§ **TASK INSTRUCTIONS**: Every entry below must be repeated exactly; skip the pictures.

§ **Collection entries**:
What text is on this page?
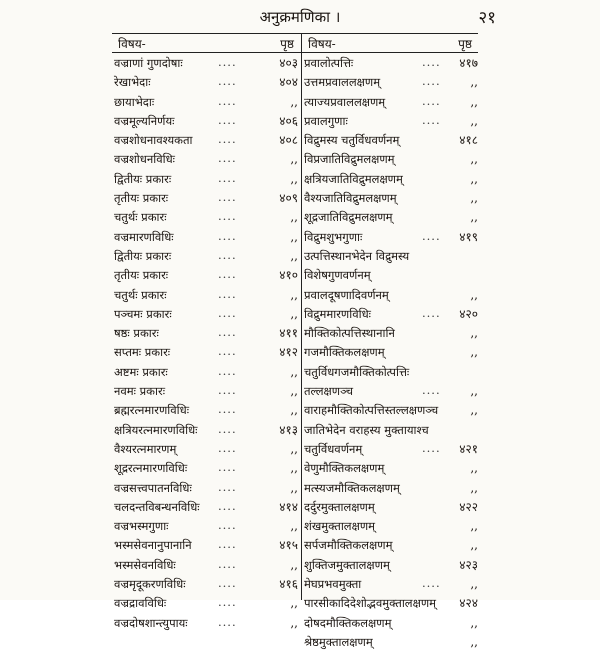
अनुक्रमणिका ।	२१
विषय-	पृष्ठ
वज्राणां गुणदोषाः	....	४०३
रेखाभेदाः	....	४०४
छायाभेदाः	....	,,
वज्रमूल्यनिर्णयः	....	४०६
वज्रशोधनावश्यकता ....	४०८
वज्रशोधनविधिः	....	,,
द्वितीयः प्रकारः	....	,,
तृतीयः प्रकारः	....	४०९
चतुर्थः प्रकारः	....	,,
वज्रमारणविधिः	....	,,
द्वितीयः प्रकारः	....	,,
तृतीयः प्रकारः	....	४१०
चतुर्थः प्रकारः	....	,,
पञ्चमः प्रकारः	....	,,
षष्ठः प्रकारः	....	४११
सप्तमः प्रकारः	....	४१२
अष्टमः प्रकारः	....	,,
नवमः प्रकारः	....	,,
ब्रह्मरत्नमारणविधिः	....	,,
क्षत्रियरत्नमारणविधिः ....	४१३
वैश्यरत्नमारणम्	....	,,
शूद्ररत्नमारणविधिः	....	,,
वज्रसत्त्वपातनविधिः ....	,,
चलदन्तविबन्धनविधिः ....	४१४
वज्रभस्मगुणाः	....	,,
भस्मसेवनानुपानानि ....	४१५
भस्मसेवनविधिः	....	,,
वज्रमृदूकरणविधिः	....	४१६
वज्रद्रावविधिः	....	,,
वज्रदोषशान्त्युपायः	....	,,
विषय-	पृष्ठ
प्रवालोत्पत्तिः	.... ४१७
उत्तमप्रवाललक्षणम्	.... ,,
त्याज्यप्रवाललक्षणम्	.... ,,
प्रवालगुणाः	.... ,,
विद्रुमस्य चतुर्विधवर्णनम्	४१८
विप्रजातिविद्रुमलक्षणम्	,,
क्षत्रियजातिविद्रुमलक्षणम्	,,
वैश्यजातिविद्रुमलक्षणम्	,,
शूद्रजातिविद्रुमलक्षणम्	,,
विद्रुमशुभगुणाः	.... ४१९
उत्पत्तिस्थानभेदेन विद्रुमस्य
विशेषगुणवर्णनम्
प्रवालदूषणादिवर्णनम्	,,
विद्रुममारणविधिः	.... ४२०
मौक्तिकोत्पत्तिस्थानानि	,,
गजमौक्तिकलक्षणम्	,,
चतुर्विधगजमौक्तिकोत्पत्तिः
तल्लक्षणञ्च	.... ,,
वाराहमौक्तिकोत्पत्तिस्तल्लक्षणञ्च	,,
जातिभेदेन वराहस्य मुक्तायाश्च
चतुर्विधवर्णनम्	.... ४२१
वेणुमौक्तिकलक्षणम्	,,
मत्स्यजमौक्तिकलक्षणम्	,,
दर्दुरमुक्तालक्षणम्	४२२
शंखमुक्तालक्षणम्	,,
सर्पजमौक्तिकलक्षणम्	,,
शुक्तिजमुक्तालक्षणम्	४२३
मेघप्रभवमुक्ता	.... ,,
पारसीकादिदेशोद्भवमुक्तालक्षणम् ४२४
दोषदमौक्तिकलक्षणम्	,,
श्रेष्ठमुक्तालक्षणम्	,,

§ **RESULT**:
What text is on this page?
अनुक्रमणिका ।	२१
विषय-	पृष्ठ
वज्राणां गुणदोषाः	....	४०३
रेखाभेदाः	....	४०४
छायाभेदाः	....	,,
वज्रमूल्यनिर्णयः	....	४०६
वज्रशोधनावश्यकता ....	४०८
वज्रशोधनविधिः	....	,,
द्वितीयः प्रकारः	....	,,
तृतीयः प्रकारः	....	४०९
चतुर्थः प्रकारः	....	,,
वज्रमारणविधिः	....	,,
द्वितीयः प्रकारः	....	,,
तृतीयः प्रकारः	....	४१०
चतुर्थः प्रकारः	....	,,
पञ्चमः प्रकारः	....	,,
षष्ठः प्रकारः	....	४११
सप्तमः प्रकारः	....	४१२
अष्टमः प्रकारः	....	,,
नवमः प्रकारः	....	,,
ब्रह्मरत्नमारणविधिः	....	,,
क्षत्रियरत्नमारणविधिः ....	४१३
वैश्यरत्नमारणम्	....	,,
शूद्ररत्नमारणविधिः	....	,,
वज्रसत्त्वपातनविधिः ....	,,
चलदन्तविबन्धनविधिः ....	४१४
वज्रभस्मगुणाः	....	,,
भस्मसेवनानुपानानि ....	४१५
भस्मसेवनविधिः	....	,,
वज्रमृदूकरणविधिः	....	४१६
वज्रद्रावविधिः	....	,,
वज्रदोषशान्त्युपायः	....	,,
विषय-	पृष्ठ
प्रवालोत्पत्तिः	.... ४१७
उत्तमप्रवाललक्षणम्	.... ,,
त्याज्यप्रवाललक्षणम्	.... ,,
प्रवालगुणाः	.... ,,
विद्रुमस्य चतुर्विधवर्णनम्	४१८
विप्रजातिविद्रुमलक्षणम्	,,
क्षत्रियजातिविद्रुमलक्षणम्	,,
वैश्यजातिविद्रुमलक्षणम्	,,
शूद्रजातिविद्रुमलक्षणम्	,,
विद्रुमशुभगुणाः	.... ४१९
उत्पत्तिस्थानभेदेन विद्रुमस्य
विशेषगुणवर्णनम्
प्रवालदूषणादिवर्णनम्	,,
विद्रुममारणविधिः	.... ४२०
मौक्तिकोत्पत्तिस्थानानि	,,
गजमौक्तिकलक्षणम्	,,
चतुर्विधगजमौक्तिकोत्पत्तिः
तल्लक्षणञ्च	.... ,,
वाराहमौक्तिकोत्पत्तिस्तल्लक्षणञ्च	,,
जातिभेदेन वराहस्य मुक्तायाश्च
चतुर्विधवर्णनम्	.... ४२१
वेणुमौक्तिकलक्षणम्	,,
मत्स्यजमौक्तिकलक्षणम्	,,
दर्दुरमुक्तालक्षणम्	४२२
शंखमुक्तालक्षणम्	,,
सर्पजमौक्तिकलक्षणम्	,,
शुक्तिजमुक्तालक्षणम्	४२३
मेघप्रभवमुक्ता	.... ,,
पारसीकादिदेशोद्भवमुक्तालक्षणम् ४२४
दोषदमौक्तिकलक्षणम्	,,
श्रेष्ठमुक्तालक्षणम्	,,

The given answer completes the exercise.